» TASK MATERIAL
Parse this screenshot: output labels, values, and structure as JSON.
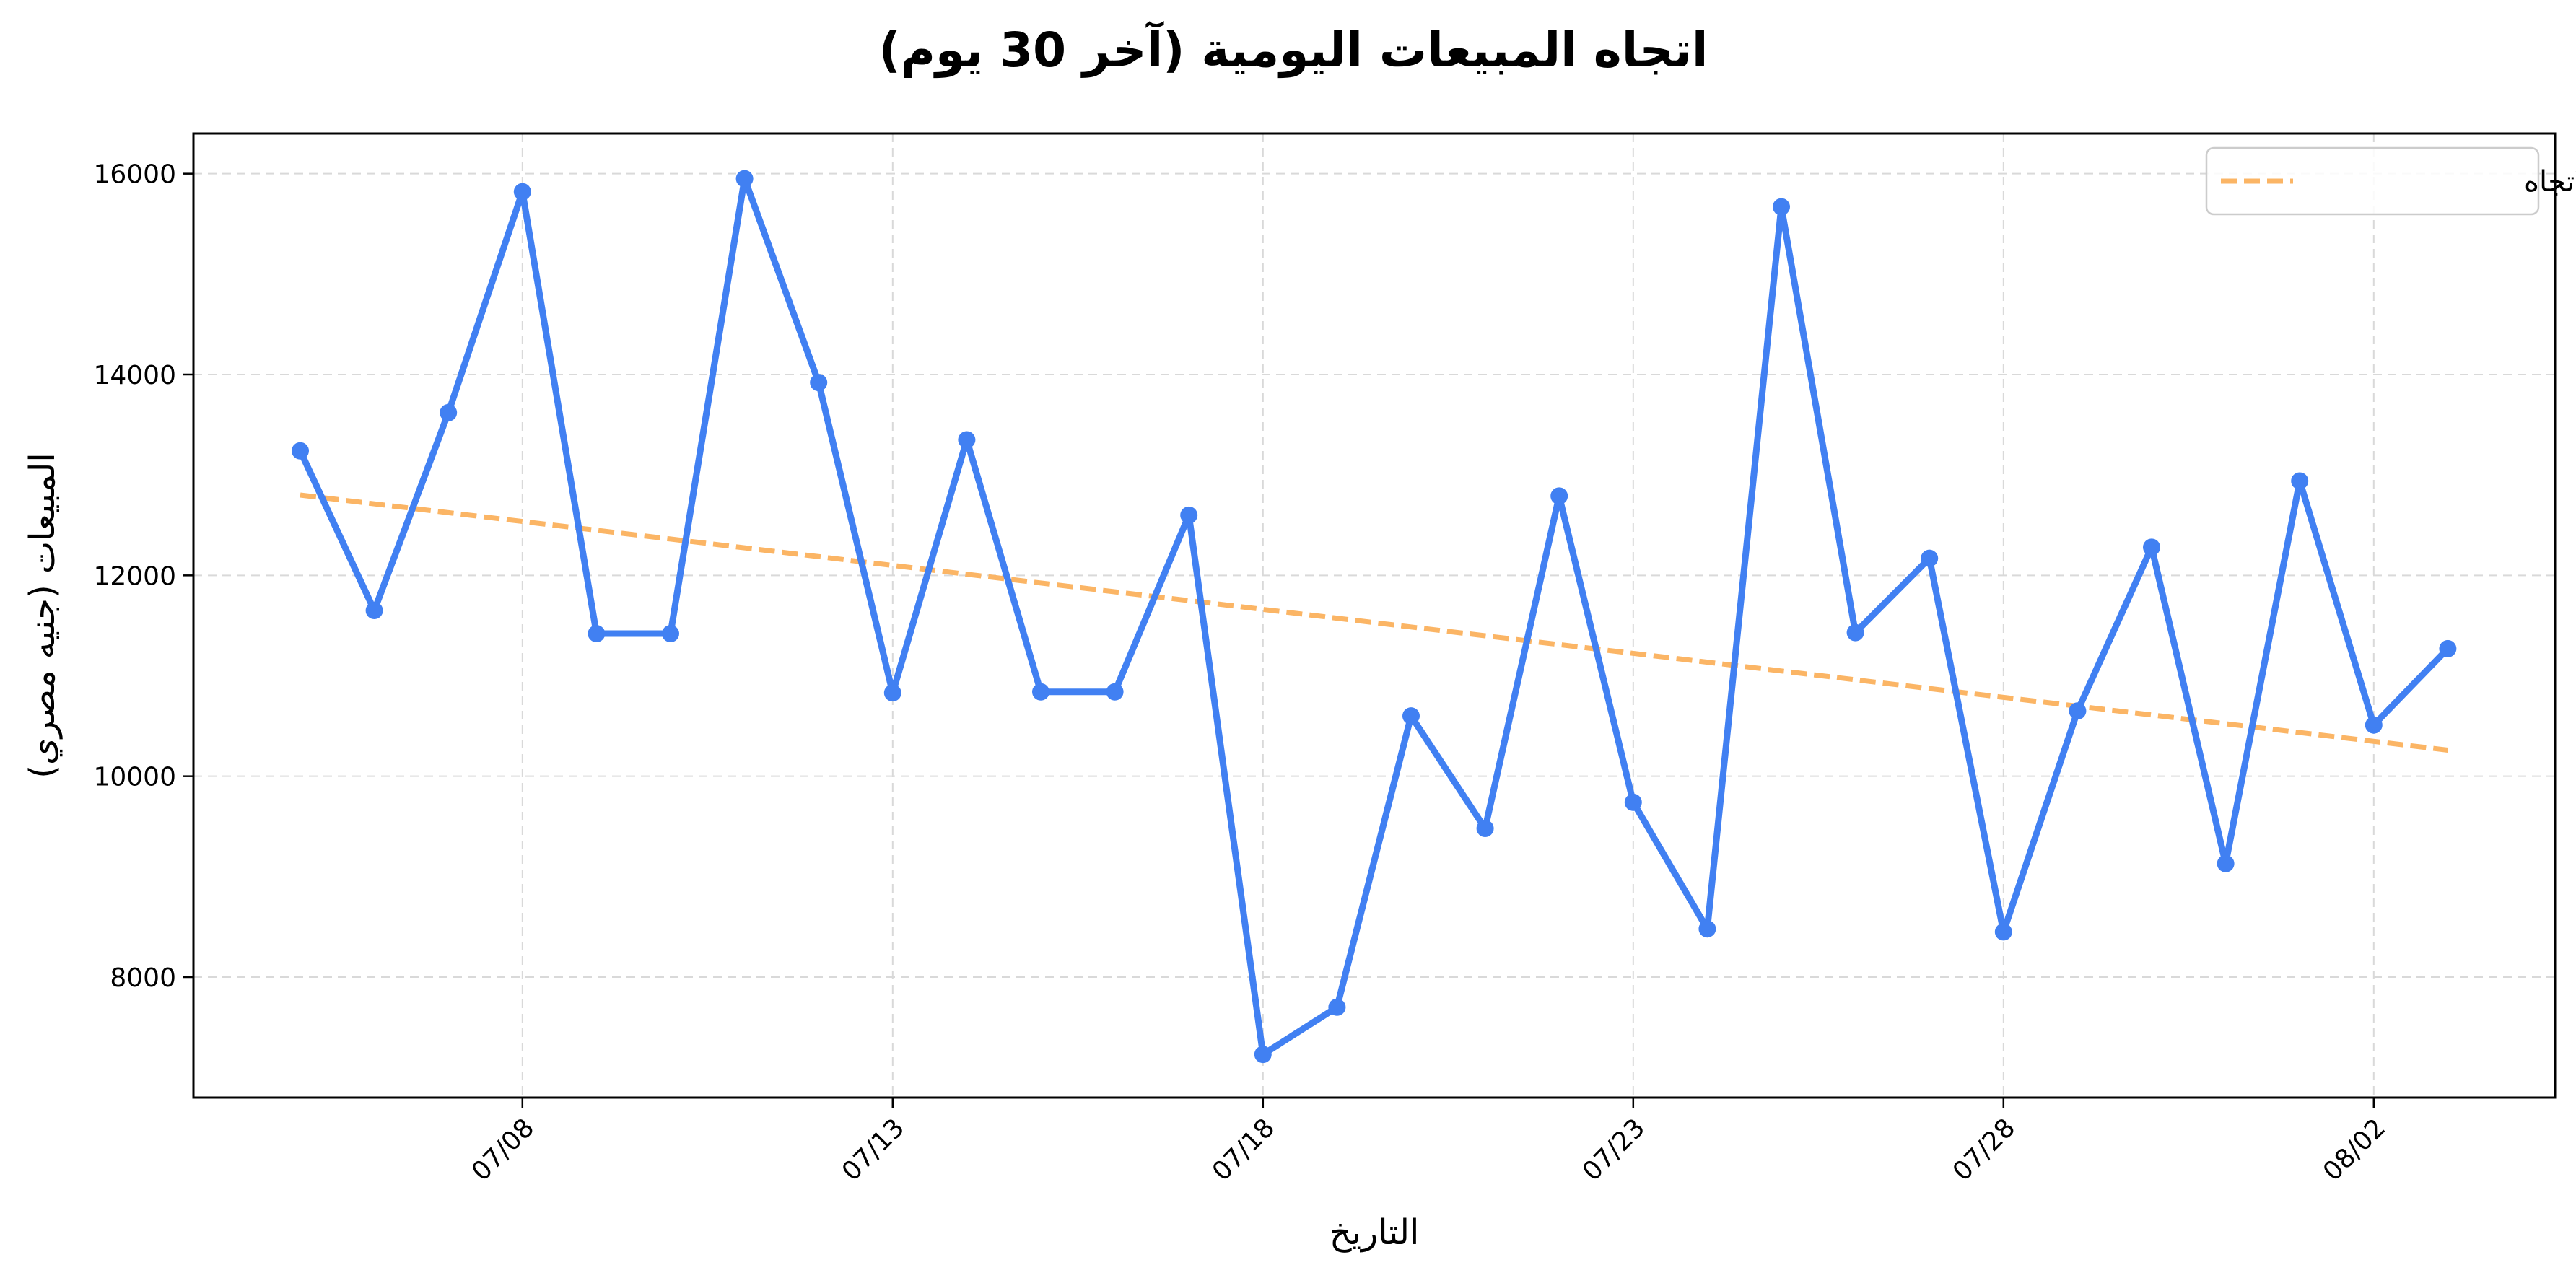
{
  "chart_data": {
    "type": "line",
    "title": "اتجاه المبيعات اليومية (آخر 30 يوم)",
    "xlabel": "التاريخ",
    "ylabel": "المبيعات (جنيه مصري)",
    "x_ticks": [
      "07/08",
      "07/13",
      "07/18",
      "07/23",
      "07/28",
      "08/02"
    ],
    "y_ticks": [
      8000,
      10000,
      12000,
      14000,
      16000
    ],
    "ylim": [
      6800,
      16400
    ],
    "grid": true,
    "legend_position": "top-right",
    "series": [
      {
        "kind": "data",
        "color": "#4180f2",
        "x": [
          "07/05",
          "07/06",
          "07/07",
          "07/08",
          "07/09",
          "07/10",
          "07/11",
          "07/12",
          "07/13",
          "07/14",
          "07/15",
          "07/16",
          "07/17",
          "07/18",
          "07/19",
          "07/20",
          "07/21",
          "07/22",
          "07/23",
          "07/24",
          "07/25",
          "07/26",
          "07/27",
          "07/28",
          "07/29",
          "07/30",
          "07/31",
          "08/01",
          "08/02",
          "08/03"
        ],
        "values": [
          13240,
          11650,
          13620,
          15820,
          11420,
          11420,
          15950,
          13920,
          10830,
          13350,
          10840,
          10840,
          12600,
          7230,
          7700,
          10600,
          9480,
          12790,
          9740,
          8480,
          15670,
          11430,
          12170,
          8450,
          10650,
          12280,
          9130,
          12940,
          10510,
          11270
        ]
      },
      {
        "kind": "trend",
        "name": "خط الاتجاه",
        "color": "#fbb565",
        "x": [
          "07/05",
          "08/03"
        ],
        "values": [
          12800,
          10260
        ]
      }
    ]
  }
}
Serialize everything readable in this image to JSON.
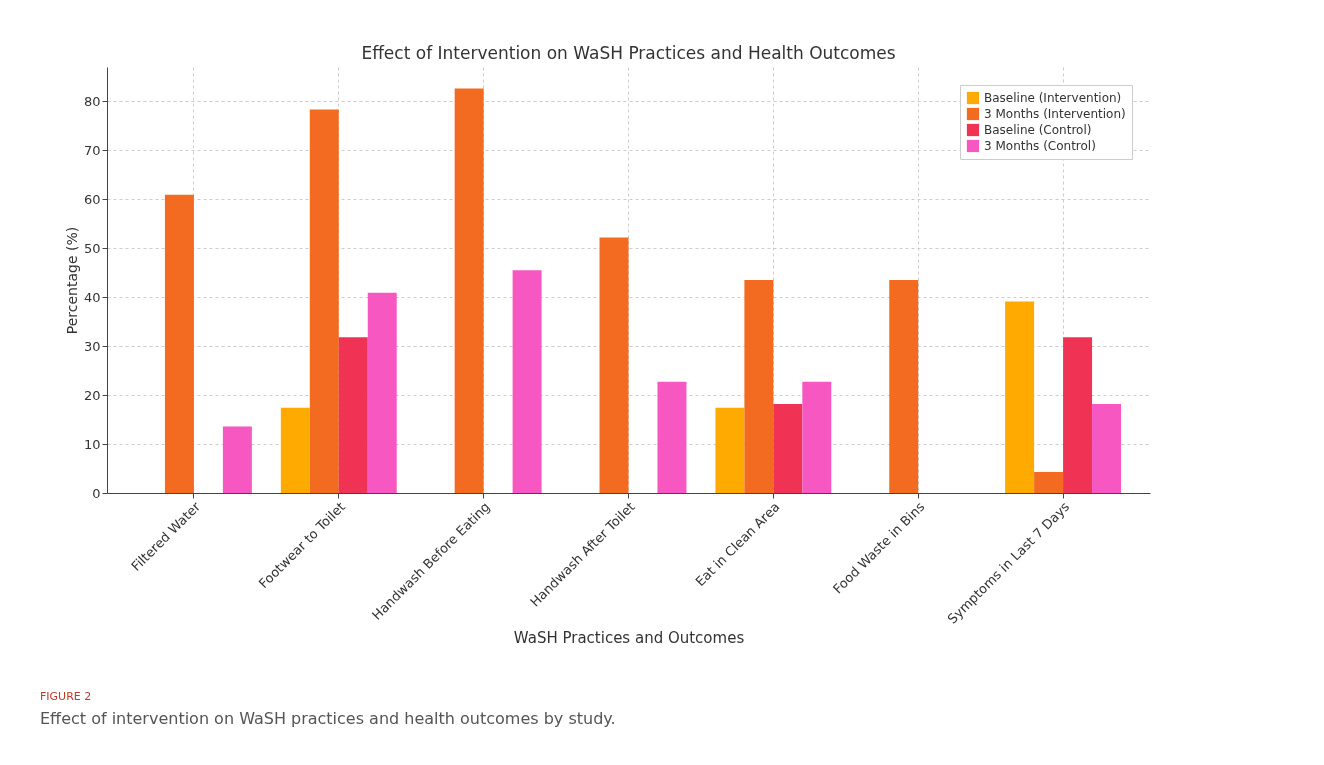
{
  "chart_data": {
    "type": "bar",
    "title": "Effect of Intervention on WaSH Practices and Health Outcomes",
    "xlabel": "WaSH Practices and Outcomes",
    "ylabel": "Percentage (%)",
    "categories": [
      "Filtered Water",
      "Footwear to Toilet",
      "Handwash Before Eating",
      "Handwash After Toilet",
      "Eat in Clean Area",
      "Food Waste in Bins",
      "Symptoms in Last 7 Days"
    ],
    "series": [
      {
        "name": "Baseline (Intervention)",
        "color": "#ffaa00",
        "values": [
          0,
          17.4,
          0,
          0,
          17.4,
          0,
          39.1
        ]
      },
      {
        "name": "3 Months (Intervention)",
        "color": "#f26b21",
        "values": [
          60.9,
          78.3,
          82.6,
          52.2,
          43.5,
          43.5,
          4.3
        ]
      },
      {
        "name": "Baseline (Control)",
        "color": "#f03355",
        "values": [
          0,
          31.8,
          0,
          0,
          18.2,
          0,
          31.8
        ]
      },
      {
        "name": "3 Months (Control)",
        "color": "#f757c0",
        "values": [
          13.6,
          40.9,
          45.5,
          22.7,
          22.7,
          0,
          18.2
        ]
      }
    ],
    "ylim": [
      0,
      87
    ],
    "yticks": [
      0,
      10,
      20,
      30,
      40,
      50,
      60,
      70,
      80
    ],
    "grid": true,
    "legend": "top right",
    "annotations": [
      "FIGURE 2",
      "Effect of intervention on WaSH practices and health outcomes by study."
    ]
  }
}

» TASK DESCRIPTION
Nothing but the pictures may be dropped; output the records above exactly.

» THE ANSWER
Parse this screenshot: output labels, values, and structure as JSON.
{
  "chart_data": {
    "type": "line",
    "title": "اتجاه المبيعات اليومية (آخر 30 يوم)",
    "xlabel": "التاريخ",
    "ylabel": "المبيعات (جنيه مصري)",
    "x_ticks": [
      "07/08",
      "07/13",
      "07/18",
      "07/23",
      "07/28",
      "08/02"
    ],
    "y_ticks": [
      8000,
      10000,
      12000,
      14000,
      16000
    ],
    "ylim": [
      6800,
      16400
    ],
    "grid": true,
    "legend_position": "top-right",
    "series": [
      {
        "kind": "data",
        "color": "#4180f2",
        "x": [
          "07/05",
          "07/06",
          "07/07",
          "07/08",
          "07/09",
          "07/10",
          "07/11",
          "07/12",
          "07/13",
          "07/14",
          "07/15",
          "07/16",
          "07/17",
          "07/18",
          "07/19",
          "07/20",
          "07/21",
          "07/22",
          "07/23",
          "07/24",
          "07/25",
          "07/26",
          "07/27",
          "07/28",
          "07/29",
          "07/30",
          "07/31",
          "08/01",
          "08/02",
          "08/03"
        ],
        "values": [
          13240,
          11650,
          13620,
          15820,
          11420,
          11420,
          15950,
          13920,
          10830,
          13350,
          10840,
          10840,
          12600,
          7230,
          7700,
          10600,
          9480,
          12790,
          9740,
          8480,
          15670,
          11430,
          12170,
          8450,
          10650,
          12280,
          9130,
          12940,
          10510,
          11270
        ]
      },
      {
        "kind": "trend",
        "name": "خط الاتجاه",
        "color": "#fbb565",
        "x": [
          "07/05",
          "08/03"
        ],
        "values": [
          12800,
          10260
        ]
      }
    ]
  }
}
Serialize everything readable in this image to JSON.
{
  "chart_data": {
    "type": "bar",
    "title": "Effect of Intervention on WaSH Practices and Health Outcomes",
    "xlabel": "WaSH Practices and Outcomes",
    "ylabel": "Percentage (%)",
    "categories": [
      "Filtered Water",
      "Footwear to Toilet",
      "Handwash Before Eating",
      "Handwash After Toilet",
      "Eat in Clean Area",
      "Food Waste in Bins",
      "Symptoms in Last 7 Days"
    ],
    "series": [
      {
        "name": "Baseline (Intervention)",
        "color": "#ffaa00",
        "values": [
          0,
          17.4,
          0,
          0,
          17.4,
          0,
          39.1
        ]
      },
      {
        "name": "3 Months (Intervention)",
        "color": "#f26b21",
        "values": [
          60.9,
          78.3,
          82.6,
          52.2,
          43.5,
          43.5,
          4.3
        ]
      },
      {
        "name": "Baseline (Control)",
        "color": "#f03355",
        "values": [
          0,
          31.8,
          0,
          0,
          18.2,
          0,
          31.8
        ]
      },
      {
        "name": "3 Months (Control)",
        "color": "#f757c0",
        "values": [
          13.6,
          40.9,
          45.5,
          22.7,
          22.7,
          0,
          18.2
        ]
      }
    ],
    "ylim": [
      0,
      87
    ],
    "yticks": [
      0,
      10,
      20,
      30,
      40,
      50,
      60,
      70,
      80
    ],
    "grid": true,
    "legend": "top right",
    "annotations": [
      "FIGURE 2",
      "Effect of intervention on WaSH practices and health outcomes by study."
    ]
  }
}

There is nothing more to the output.